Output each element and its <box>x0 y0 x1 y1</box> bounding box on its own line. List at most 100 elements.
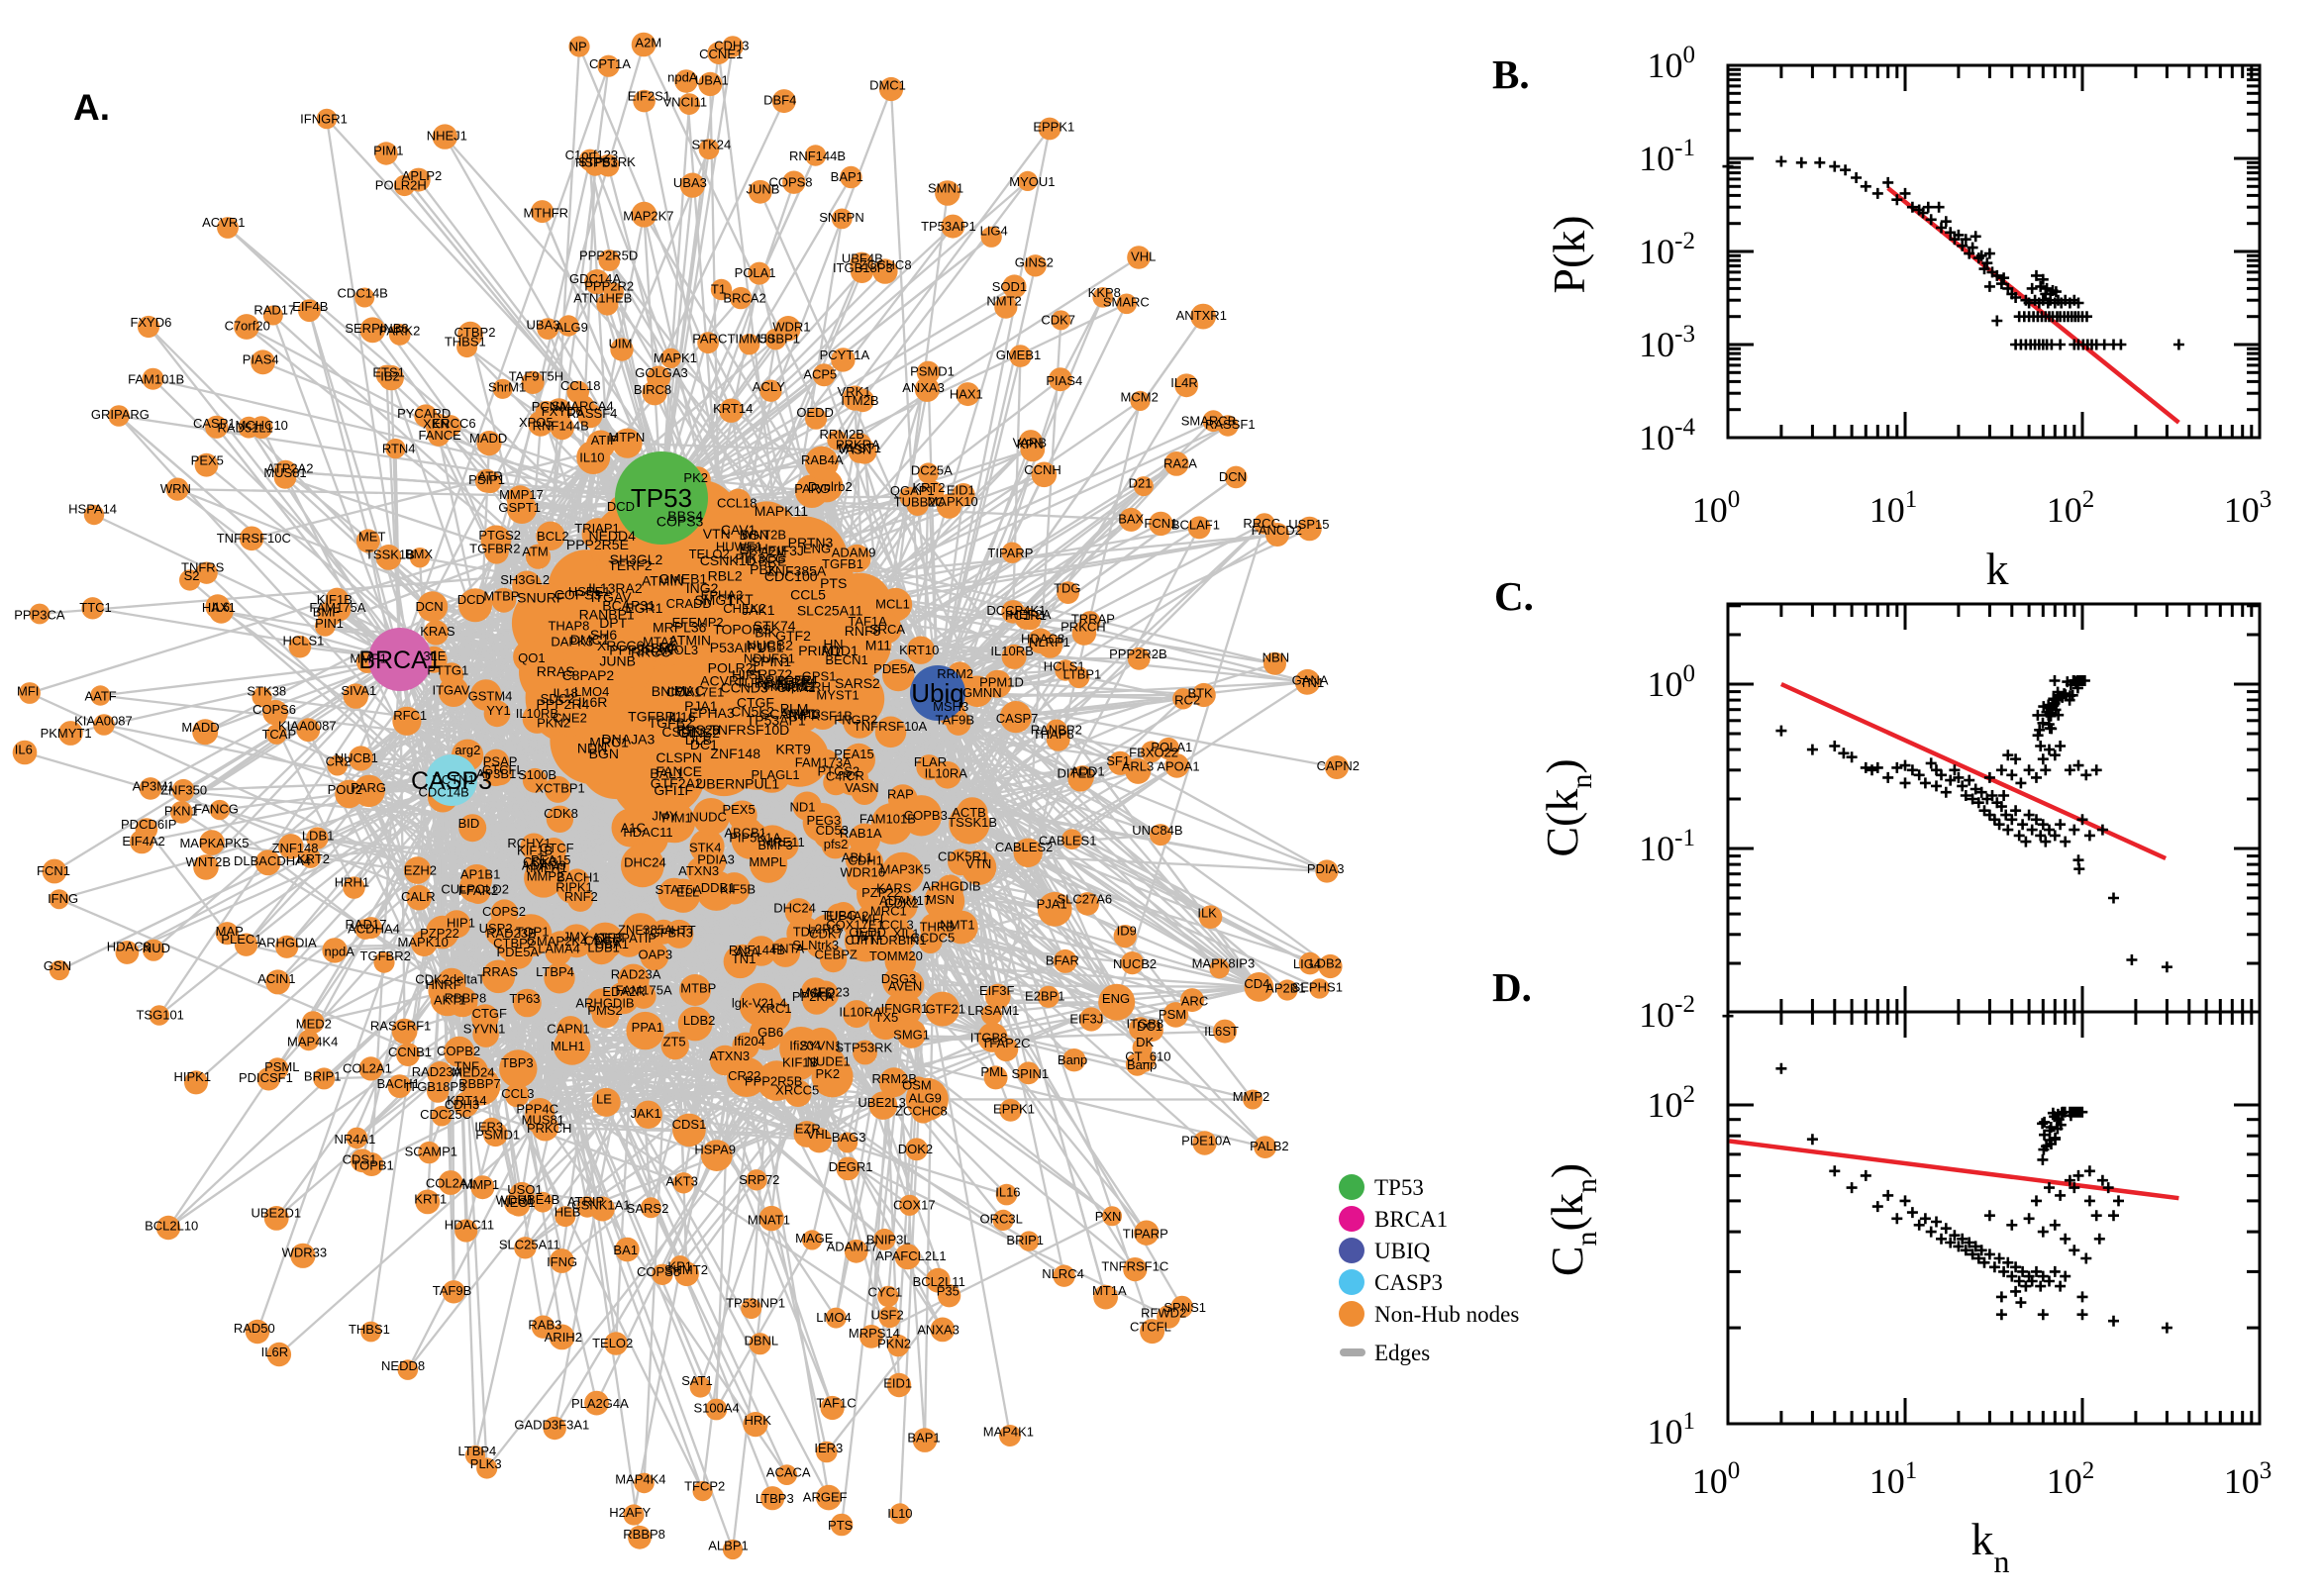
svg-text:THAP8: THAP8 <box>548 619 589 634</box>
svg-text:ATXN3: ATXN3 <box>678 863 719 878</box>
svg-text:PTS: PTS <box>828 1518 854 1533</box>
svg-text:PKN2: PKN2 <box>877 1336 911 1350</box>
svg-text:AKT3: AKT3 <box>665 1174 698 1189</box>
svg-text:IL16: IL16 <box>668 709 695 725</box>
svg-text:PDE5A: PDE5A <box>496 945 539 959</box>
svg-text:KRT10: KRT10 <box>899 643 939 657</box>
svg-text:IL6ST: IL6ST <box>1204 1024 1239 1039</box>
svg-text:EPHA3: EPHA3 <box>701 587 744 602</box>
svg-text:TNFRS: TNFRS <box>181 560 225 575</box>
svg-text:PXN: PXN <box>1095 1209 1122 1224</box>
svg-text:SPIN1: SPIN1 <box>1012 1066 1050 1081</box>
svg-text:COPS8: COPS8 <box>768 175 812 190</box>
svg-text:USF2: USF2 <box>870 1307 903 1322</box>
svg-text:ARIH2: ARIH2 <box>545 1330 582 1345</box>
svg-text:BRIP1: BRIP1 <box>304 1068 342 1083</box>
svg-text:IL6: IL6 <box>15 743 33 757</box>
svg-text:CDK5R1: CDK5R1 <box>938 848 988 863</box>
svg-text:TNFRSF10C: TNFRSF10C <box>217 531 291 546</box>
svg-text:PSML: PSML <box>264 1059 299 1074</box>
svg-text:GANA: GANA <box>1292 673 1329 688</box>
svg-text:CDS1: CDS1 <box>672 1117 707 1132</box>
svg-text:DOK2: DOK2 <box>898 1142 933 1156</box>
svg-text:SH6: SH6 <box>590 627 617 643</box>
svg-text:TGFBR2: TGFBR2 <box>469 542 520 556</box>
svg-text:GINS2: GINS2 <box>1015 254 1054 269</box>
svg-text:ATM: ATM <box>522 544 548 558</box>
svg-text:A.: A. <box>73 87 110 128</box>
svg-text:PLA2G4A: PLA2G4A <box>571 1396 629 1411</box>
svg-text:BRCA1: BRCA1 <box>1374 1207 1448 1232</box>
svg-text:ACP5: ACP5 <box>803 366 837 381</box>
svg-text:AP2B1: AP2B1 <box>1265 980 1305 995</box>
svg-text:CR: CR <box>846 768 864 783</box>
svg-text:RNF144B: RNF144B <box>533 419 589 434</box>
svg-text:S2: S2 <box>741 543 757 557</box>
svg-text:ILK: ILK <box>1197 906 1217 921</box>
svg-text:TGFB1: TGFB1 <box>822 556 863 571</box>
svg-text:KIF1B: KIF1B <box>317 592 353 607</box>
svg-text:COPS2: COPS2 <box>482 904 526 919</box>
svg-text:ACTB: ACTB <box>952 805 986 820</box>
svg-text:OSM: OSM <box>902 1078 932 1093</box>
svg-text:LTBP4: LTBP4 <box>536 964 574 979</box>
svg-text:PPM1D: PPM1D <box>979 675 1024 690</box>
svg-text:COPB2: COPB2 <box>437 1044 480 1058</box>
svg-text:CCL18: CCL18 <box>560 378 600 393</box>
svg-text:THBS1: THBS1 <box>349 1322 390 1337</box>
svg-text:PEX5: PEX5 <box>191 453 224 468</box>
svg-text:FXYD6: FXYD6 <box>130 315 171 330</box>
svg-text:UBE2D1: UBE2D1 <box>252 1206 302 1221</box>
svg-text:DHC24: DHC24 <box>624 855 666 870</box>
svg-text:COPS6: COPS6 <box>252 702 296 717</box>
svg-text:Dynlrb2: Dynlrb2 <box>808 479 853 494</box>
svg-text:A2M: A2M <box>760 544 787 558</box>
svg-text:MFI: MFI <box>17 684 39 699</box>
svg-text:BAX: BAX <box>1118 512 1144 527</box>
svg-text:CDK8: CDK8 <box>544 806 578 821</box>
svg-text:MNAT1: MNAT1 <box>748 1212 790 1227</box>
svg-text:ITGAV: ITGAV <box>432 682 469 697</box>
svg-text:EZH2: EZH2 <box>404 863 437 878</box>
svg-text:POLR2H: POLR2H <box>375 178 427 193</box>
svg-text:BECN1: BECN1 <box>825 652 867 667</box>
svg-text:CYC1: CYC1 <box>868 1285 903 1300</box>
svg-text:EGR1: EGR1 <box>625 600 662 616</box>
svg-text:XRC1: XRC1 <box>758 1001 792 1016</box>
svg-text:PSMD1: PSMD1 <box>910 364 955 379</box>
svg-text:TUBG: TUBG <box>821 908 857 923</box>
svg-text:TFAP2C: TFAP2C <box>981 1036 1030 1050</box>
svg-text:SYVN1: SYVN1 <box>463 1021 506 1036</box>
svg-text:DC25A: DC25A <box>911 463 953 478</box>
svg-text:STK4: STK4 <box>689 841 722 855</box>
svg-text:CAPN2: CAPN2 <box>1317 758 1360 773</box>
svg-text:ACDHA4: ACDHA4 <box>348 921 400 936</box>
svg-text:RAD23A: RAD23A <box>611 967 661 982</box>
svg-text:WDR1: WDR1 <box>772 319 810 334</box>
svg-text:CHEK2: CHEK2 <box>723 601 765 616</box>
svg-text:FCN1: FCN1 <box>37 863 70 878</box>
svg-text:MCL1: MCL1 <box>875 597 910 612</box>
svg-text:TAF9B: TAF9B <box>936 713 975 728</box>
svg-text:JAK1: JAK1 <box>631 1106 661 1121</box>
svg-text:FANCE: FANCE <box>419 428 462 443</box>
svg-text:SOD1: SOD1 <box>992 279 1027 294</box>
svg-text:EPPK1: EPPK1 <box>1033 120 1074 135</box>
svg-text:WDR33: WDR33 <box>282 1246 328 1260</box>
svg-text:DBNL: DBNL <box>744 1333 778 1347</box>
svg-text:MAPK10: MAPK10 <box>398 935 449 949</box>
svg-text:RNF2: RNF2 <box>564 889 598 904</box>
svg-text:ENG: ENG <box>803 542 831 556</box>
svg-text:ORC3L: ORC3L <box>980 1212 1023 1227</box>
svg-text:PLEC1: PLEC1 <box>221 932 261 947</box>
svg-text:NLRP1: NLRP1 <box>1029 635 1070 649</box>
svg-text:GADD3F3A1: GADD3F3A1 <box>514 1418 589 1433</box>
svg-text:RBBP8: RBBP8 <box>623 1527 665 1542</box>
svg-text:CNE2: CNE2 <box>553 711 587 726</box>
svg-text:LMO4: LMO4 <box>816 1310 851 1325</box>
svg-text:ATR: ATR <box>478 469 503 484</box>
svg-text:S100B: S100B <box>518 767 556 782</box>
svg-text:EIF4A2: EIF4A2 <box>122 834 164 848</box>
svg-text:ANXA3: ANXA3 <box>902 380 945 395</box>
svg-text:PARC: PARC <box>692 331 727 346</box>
--
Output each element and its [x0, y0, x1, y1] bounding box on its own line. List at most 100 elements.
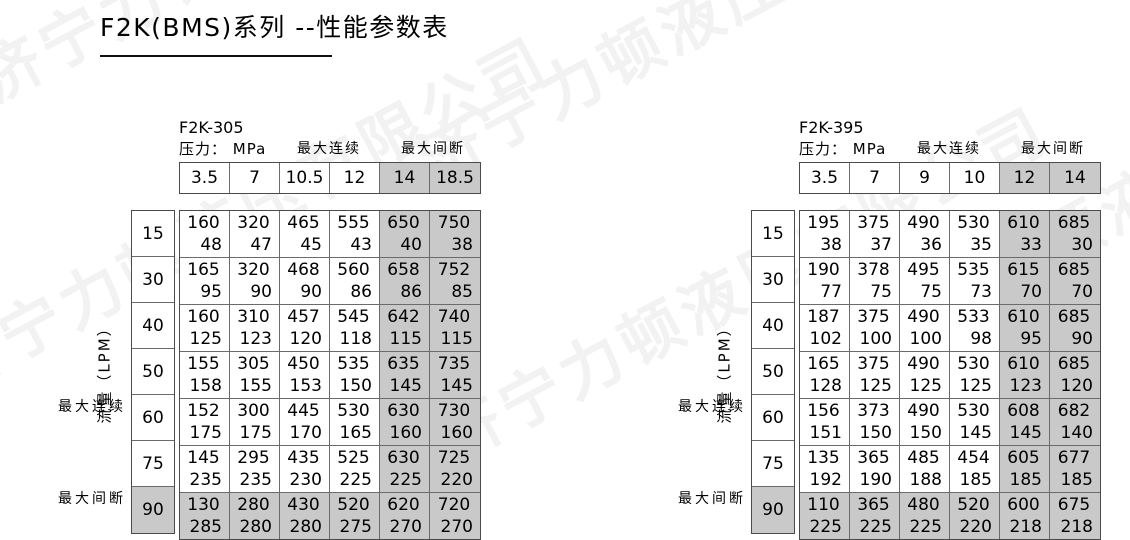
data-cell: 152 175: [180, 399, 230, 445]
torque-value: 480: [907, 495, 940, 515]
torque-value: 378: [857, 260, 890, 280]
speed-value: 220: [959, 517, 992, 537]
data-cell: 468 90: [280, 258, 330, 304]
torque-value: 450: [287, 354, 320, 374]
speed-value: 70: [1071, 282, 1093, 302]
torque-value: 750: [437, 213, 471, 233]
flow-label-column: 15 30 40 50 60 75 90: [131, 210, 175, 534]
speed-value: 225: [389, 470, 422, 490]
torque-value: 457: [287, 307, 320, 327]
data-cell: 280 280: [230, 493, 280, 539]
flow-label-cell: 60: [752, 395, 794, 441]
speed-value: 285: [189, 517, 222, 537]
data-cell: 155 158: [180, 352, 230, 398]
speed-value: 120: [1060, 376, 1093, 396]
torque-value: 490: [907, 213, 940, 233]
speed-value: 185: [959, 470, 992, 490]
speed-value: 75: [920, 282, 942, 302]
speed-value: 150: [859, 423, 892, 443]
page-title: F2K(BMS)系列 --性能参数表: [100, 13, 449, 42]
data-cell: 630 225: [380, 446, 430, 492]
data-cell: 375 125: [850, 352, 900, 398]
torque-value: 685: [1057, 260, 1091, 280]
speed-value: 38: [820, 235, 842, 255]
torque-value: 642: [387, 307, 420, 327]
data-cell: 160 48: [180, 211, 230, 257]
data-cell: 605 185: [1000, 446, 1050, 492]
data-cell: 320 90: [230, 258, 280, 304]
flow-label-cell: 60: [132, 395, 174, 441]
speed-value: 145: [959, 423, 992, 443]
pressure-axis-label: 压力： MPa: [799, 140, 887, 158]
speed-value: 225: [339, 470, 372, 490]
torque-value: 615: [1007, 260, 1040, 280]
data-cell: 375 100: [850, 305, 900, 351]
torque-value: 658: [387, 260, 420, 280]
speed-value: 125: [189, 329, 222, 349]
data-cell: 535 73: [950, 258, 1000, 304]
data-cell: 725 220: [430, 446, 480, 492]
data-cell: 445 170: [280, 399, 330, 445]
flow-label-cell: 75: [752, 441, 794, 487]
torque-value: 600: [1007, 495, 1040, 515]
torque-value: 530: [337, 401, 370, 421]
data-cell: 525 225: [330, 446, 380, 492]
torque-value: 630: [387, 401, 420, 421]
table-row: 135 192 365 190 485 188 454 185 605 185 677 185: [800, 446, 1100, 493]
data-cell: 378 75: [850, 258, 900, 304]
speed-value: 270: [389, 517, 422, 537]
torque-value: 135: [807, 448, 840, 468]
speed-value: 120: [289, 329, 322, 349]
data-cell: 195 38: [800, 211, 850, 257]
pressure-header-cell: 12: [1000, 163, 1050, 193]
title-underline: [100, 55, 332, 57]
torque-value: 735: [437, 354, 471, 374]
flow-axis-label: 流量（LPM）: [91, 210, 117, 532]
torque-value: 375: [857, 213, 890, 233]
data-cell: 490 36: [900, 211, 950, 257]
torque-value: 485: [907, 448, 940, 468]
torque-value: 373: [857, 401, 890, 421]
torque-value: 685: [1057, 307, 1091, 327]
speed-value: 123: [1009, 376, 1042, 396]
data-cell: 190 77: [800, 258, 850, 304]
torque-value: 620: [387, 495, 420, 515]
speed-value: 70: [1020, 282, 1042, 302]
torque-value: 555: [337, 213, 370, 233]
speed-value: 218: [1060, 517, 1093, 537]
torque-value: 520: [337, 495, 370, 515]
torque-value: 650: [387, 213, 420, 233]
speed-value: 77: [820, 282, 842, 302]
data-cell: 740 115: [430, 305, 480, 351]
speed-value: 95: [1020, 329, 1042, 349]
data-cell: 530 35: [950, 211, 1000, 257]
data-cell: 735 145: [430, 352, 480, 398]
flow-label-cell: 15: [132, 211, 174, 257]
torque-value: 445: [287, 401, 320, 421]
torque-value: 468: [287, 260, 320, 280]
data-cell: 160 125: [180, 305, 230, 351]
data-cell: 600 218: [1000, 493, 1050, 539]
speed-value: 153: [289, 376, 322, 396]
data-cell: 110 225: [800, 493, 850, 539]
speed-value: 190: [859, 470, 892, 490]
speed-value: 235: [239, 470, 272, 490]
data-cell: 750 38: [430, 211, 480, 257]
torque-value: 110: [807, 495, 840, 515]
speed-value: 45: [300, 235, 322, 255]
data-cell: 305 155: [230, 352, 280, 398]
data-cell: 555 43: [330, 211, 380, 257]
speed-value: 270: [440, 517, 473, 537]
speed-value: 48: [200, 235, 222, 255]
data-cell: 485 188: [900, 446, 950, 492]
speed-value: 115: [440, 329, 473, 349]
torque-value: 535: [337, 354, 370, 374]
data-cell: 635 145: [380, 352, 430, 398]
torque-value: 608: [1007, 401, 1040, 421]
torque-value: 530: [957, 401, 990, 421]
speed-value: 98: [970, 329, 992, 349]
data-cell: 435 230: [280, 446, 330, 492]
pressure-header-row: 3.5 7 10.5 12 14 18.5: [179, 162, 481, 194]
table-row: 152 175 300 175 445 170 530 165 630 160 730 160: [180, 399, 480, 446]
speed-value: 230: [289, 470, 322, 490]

▶ _EXERCISE REQUIREMENTS_
Write the lines from the one with "data-cell: 152 175: [180, 399, 230, 445]" through the one with "speed-value: 225: [339, 470, 372, 490]" as a JSON list of strings, one string per line, including both end lines and omitting blank lines.

▶ _ANSWER_
[
  "data-cell: 152 175: [180, 399, 230, 445]",
  "torque-value: 480: [907, 495, 940, 515]",
  "torque-value: 378: [857, 260, 890, 280]",
  "speed-value: 220: [959, 517, 992, 537]",
  "data-cell: 468 90: [280, 258, 330, 304]",
  "torque-value: 450: [287, 354, 320, 374]",
  "speed-value: 70: [1071, 282, 1093, 302]",
  "torque-value: 750: [437, 213, 471, 233]",
  "flow-label-column: 15 30 40 50 60 75 90: [131, 210, 175, 534]",
  "speed-value: 225: [389, 470, 422, 490]",
  "torque-value: 457: [287, 307, 320, 327]",
  "data-cell: 280 280: [230, 493, 280, 539]",
  "flow-label-cell: 60: [752, 395, 794, 441]",
  "speed-value: 285: [189, 517, 222, 537]",
  "data-cell: 155 158: [180, 352, 230, 398]",
  "speed-value: 120: [1060, 376, 1093, 396]",
  "torque-value: 490: [907, 213, 940, 233]",
  "speed-value: 185: [959, 470, 992, 490]",
  "speed-value: 75: [920, 282, 942, 302]",
  "speed-value: 150: [859, 423, 892, 443]",
  "page-title: F2K(BMS)系列 --性能参数表: [100, 13, 449, 42]",
  "data-cell: 630 225: [380, 446, 430, 492]",
  "data-cell: 375 125: [850, 352, 900, 398]",
  "torque-value: 685: [1057, 260, 1091, 280]",
  "speed-value: 38: [820, 235, 842, 255]",
  "torque-value: 642: [387, 307, 420, 327]",
  "data-cell: 160 48: [180, 211, 230, 257]",
  "data-cell: 605 185: [1000, 446, 1050, 492]",
  "data-cell: 320 90: [230, 258, 280, 304]",
  "flow-label-cell: 60: [132, 395, 174, 441]",
  "speed-value: 145: [959, 423, 992, 443]",
  "pressure-axis-label: 压力： MPa: [799, 140, 887, 158]",
  "speed-value: 225: [339, 470, 372, 490]"
]